▶ [SHORT TASK]:
Take the material below and retype it in full; pictures are left out.
== == ==
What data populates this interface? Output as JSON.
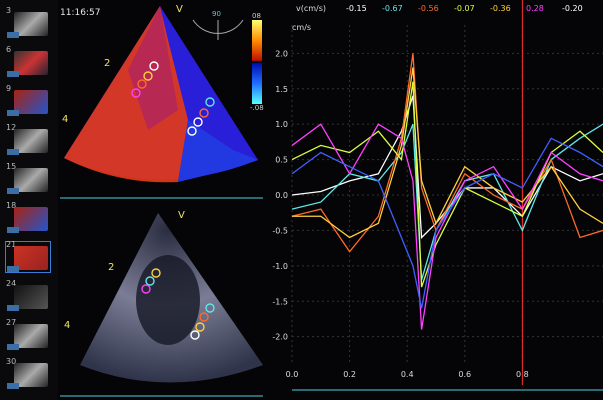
{
  "timestamp": "11:16:57",
  "thumbnails": [
    {
      "n": "3",
      "tone": "gray"
    },
    {
      "n": "6",
      "tone": "mixed"
    },
    {
      "n": "9",
      "tone": "redblue"
    },
    {
      "n": "12",
      "tone": "gray"
    },
    {
      "n": "15",
      "tone": "gray"
    },
    {
      "n": "18",
      "tone": "redblue"
    },
    {
      "n": "21",
      "tone": "red",
      "selected": true
    },
    {
      "n": "24",
      "tone": "dark"
    },
    {
      "n": "27",
      "tone": "gray"
    },
    {
      "n": "30",
      "tone": "gray"
    }
  ],
  "tdi_panel": {
    "marker_v": "V",
    "label_2": "2",
    "label_4": "4",
    "angle_readout": "90",
    "scale_top": "08",
    "scale_bottom": "-.08"
  },
  "bmode_panel": {
    "marker_v": "V",
    "label_2": "2",
    "label_4": "4"
  },
  "velocity_header": {
    "label": "v(cm/s)",
    "values": [
      {
        "text": "-0.15",
        "color": "#ffffff"
      },
      {
        "text": "-0.67",
        "color": "#5fe8e8"
      },
      {
        "text": "-0.56",
        "color": "#ff6a2a"
      },
      {
        "text": "-0.07",
        "color": "#d8ff40"
      },
      {
        "text": "-0.36",
        "color": "#ffd040"
      },
      {
        "text": "0.28",
        "color": "#ff40ff"
      },
      {
        "text": "-0.20",
        "color": "#ffffff"
      }
    ]
  },
  "chart_data": {
    "type": "line",
    "ylabel": "cm/s",
    "xticks": [
      "0.0",
      "0.2",
      "0.4",
      "0.6",
      "0.8"
    ],
    "yticks": [
      "2.0",
      "1.5",
      "1.0",
      "0.5",
      "0.0",
      "-0.5",
      "-1.0",
      "-1.5",
      "-2.0"
    ],
    "xlim": [
      0,
      1.08
    ],
    "ylim": [
      -2.4,
      2.4
    ],
    "cursor_x": 0.8,
    "series": [
      {
        "color": "#ffffff",
        "x": [
          0,
          0.1,
          0.2,
          0.3,
          0.38,
          0.42,
          0.45,
          0.5,
          0.6,
          0.7,
          0.8,
          0.9,
          1.0,
          1.08
        ],
        "y": [
          0.0,
          0.05,
          0.2,
          0.3,
          0.9,
          1.4,
          -0.6,
          -0.4,
          0.1,
          0.1,
          -0.3,
          0.4,
          0.2,
          0.3
        ]
      },
      {
        "color": "#5fe8e8",
        "x": [
          0,
          0.1,
          0.2,
          0.3,
          0.38,
          0.42,
          0.45,
          0.5,
          0.6,
          0.7,
          0.8,
          0.9,
          1.0,
          1.08
        ],
        "y": [
          -0.2,
          -0.1,
          0.3,
          0.2,
          0.6,
          1.0,
          -1.2,
          -0.5,
          0.2,
          0.3,
          -0.5,
          0.5,
          0.8,
          1.0
        ]
      },
      {
        "color": "#ff6a2a",
        "x": [
          0,
          0.1,
          0.2,
          0.3,
          0.38,
          0.42,
          0.45,
          0.5,
          0.6,
          0.7,
          0.8,
          0.9,
          1.0,
          1.08
        ],
        "y": [
          -0.3,
          -0.2,
          -0.8,
          -0.3,
          0.8,
          2.0,
          0.1,
          -0.5,
          0.3,
          0.0,
          -0.2,
          0.5,
          -0.6,
          -0.5
        ]
      },
      {
        "color": "#d8ff40",
        "x": [
          0,
          0.1,
          0.2,
          0.3,
          0.38,
          0.42,
          0.45,
          0.5,
          0.6,
          0.7,
          0.8,
          0.9,
          1.0,
          1.08
        ],
        "y": [
          0.5,
          0.7,
          0.6,
          0.9,
          0.5,
          1.6,
          -1.3,
          -0.7,
          0.1,
          -0.1,
          -0.3,
          0.6,
          0.9,
          0.6
        ]
      },
      {
        "color": "#ffd040",
        "x": [
          0,
          0.1,
          0.2,
          0.3,
          0.38,
          0.42,
          0.45,
          0.5,
          0.6,
          0.7,
          0.8,
          0.9,
          1.0,
          1.08
        ],
        "y": [
          -0.3,
          -0.3,
          -0.6,
          -0.4,
          0.7,
          1.8,
          0.2,
          -0.4,
          0.4,
          0.1,
          -0.1,
          0.4,
          -0.2,
          -0.4
        ]
      },
      {
        "color": "#ff40ff",
        "x": [
          0,
          0.1,
          0.2,
          0.3,
          0.38,
          0.42,
          0.45,
          0.5,
          0.6,
          0.7,
          0.8,
          0.9,
          1.0,
          1.08
        ],
        "y": [
          0.7,
          1.0,
          0.3,
          1.0,
          0.8,
          0.2,
          -1.9,
          -0.6,
          0.2,
          0.4,
          -0.2,
          0.6,
          0.3,
          0.2
        ]
      },
      {
        "color": "#4060ff",
        "x": [
          0,
          0.1,
          0.2,
          0.3,
          0.38,
          0.42,
          0.45,
          0.5,
          0.6,
          0.7,
          0.8,
          0.9,
          1.0,
          1.08
        ],
        "y": [
          0.3,
          0.6,
          0.4,
          0.2,
          -0.6,
          -1.0,
          -1.6,
          -0.5,
          0.1,
          0.3,
          0.1,
          0.8,
          0.6,
          0.4
        ]
      }
    ]
  }
}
== == ==
▶ [TASK RESULT]:
What data populates this interface? Output as JSON.
{
  "timestamp": "11:16:57",
  "thumbnails": [
    {
      "n": "3",
      "tone": "gray"
    },
    {
      "n": "6",
      "tone": "mixed"
    },
    {
      "n": "9",
      "tone": "redblue"
    },
    {
      "n": "12",
      "tone": "gray"
    },
    {
      "n": "15",
      "tone": "gray"
    },
    {
      "n": "18",
      "tone": "redblue"
    },
    {
      "n": "21",
      "tone": "red",
      "selected": true
    },
    {
      "n": "24",
      "tone": "dark"
    },
    {
      "n": "27",
      "tone": "gray"
    },
    {
      "n": "30",
      "tone": "gray"
    }
  ],
  "tdi_panel": {
    "marker_v": "V",
    "label_2": "2",
    "label_4": "4",
    "angle_readout": "90",
    "scale_top": "08",
    "scale_bottom": "-.08"
  },
  "bmode_panel": {
    "marker_v": "V",
    "label_2": "2",
    "label_4": "4"
  },
  "velocity_header": {
    "label": "v(cm/s)",
    "values": [
      {
        "text": "-0.15",
        "color": "#ffffff"
      },
      {
        "text": "-0.67",
        "color": "#5fe8e8"
      },
      {
        "text": "-0.56",
        "color": "#ff6a2a"
      },
      {
        "text": "-0.07",
        "color": "#d8ff40"
      },
      {
        "text": "-0.36",
        "color": "#ffd040"
      },
      {
        "text": "0.28",
        "color": "#ff40ff"
      },
      {
        "text": "-0.20",
        "color": "#ffffff"
      }
    ]
  },
  "chart_data": {
    "type": "line",
    "ylabel": "cm/s",
    "xticks": [
      "0.0",
      "0.2",
      "0.4",
      "0.6",
      "0.8"
    ],
    "yticks": [
      "2.0",
      "1.5",
      "1.0",
      "0.5",
      "0.0",
      "-0.5",
      "-1.0",
      "-1.5",
      "-2.0"
    ],
    "xlim": [
      0,
      1.08
    ],
    "ylim": [
      -2.4,
      2.4
    ],
    "cursor_x": 0.8,
    "series": [
      {
        "color": "#ffffff",
        "x": [
          0,
          0.1,
          0.2,
          0.3,
          0.38,
          0.42,
          0.45,
          0.5,
          0.6,
          0.7,
          0.8,
          0.9,
          1.0,
          1.08
        ],
        "y": [
          0.0,
          0.05,
          0.2,
          0.3,
          0.9,
          1.4,
          -0.6,
          -0.4,
          0.1,
          0.1,
          -0.3,
          0.4,
          0.2,
          0.3
        ]
      },
      {
        "color": "#5fe8e8",
        "x": [
          0,
          0.1,
          0.2,
          0.3,
          0.38,
          0.42,
          0.45,
          0.5,
          0.6,
          0.7,
          0.8,
          0.9,
          1.0,
          1.08
        ],
        "y": [
          -0.2,
          -0.1,
          0.3,
          0.2,
          0.6,
          1.0,
          -1.2,
          -0.5,
          0.2,
          0.3,
          -0.5,
          0.5,
          0.8,
          1.0
        ]
      },
      {
        "color": "#ff6a2a",
        "x": [
          0,
          0.1,
          0.2,
          0.3,
          0.38,
          0.42,
          0.45,
          0.5,
          0.6,
          0.7,
          0.8,
          0.9,
          1.0,
          1.08
        ],
        "y": [
          -0.3,
          -0.2,
          -0.8,
          -0.3,
          0.8,
          2.0,
          0.1,
          -0.5,
          0.3,
          0.0,
          -0.2,
          0.5,
          -0.6,
          -0.5
        ]
      },
      {
        "color": "#d8ff40",
        "x": [
          0,
          0.1,
          0.2,
          0.3,
          0.38,
          0.42,
          0.45,
          0.5,
          0.6,
          0.7,
          0.8,
          0.9,
          1.0,
          1.08
        ],
        "y": [
          0.5,
          0.7,
          0.6,
          0.9,
          0.5,
          1.6,
          -1.3,
          -0.7,
          0.1,
          -0.1,
          -0.3,
          0.6,
          0.9,
          0.6
        ]
      },
      {
        "color": "#ffd040",
        "x": [
          0,
          0.1,
          0.2,
          0.3,
          0.38,
          0.42,
          0.45,
          0.5,
          0.6,
          0.7,
          0.8,
          0.9,
          1.0,
          1.08
        ],
        "y": [
          -0.3,
          -0.3,
          -0.6,
          -0.4,
          0.7,
          1.8,
          0.2,
          -0.4,
          0.4,
          0.1,
          -0.1,
          0.4,
          -0.2,
          -0.4
        ]
      },
      {
        "color": "#ff40ff",
        "x": [
          0,
          0.1,
          0.2,
          0.3,
          0.38,
          0.42,
          0.45,
          0.5,
          0.6,
          0.7,
          0.8,
          0.9,
          1.0,
          1.08
        ],
        "y": [
          0.7,
          1.0,
          0.3,
          1.0,
          0.8,
          0.2,
          -1.9,
          -0.6,
          0.2,
          0.4,
          -0.2,
          0.6,
          0.3,
          0.2
        ]
      },
      {
        "color": "#4060ff",
        "x": [
          0,
          0.1,
          0.2,
          0.3,
          0.38,
          0.42,
          0.45,
          0.5,
          0.6,
          0.7,
          0.8,
          0.9,
          1.0,
          1.08
        ],
        "y": [
          0.3,
          0.6,
          0.4,
          0.2,
          -0.6,
          -1.0,
          -1.6,
          -0.5,
          0.1,
          0.3,
          0.1,
          0.8,
          0.6,
          0.4
        ]
      }
    ]
  }
}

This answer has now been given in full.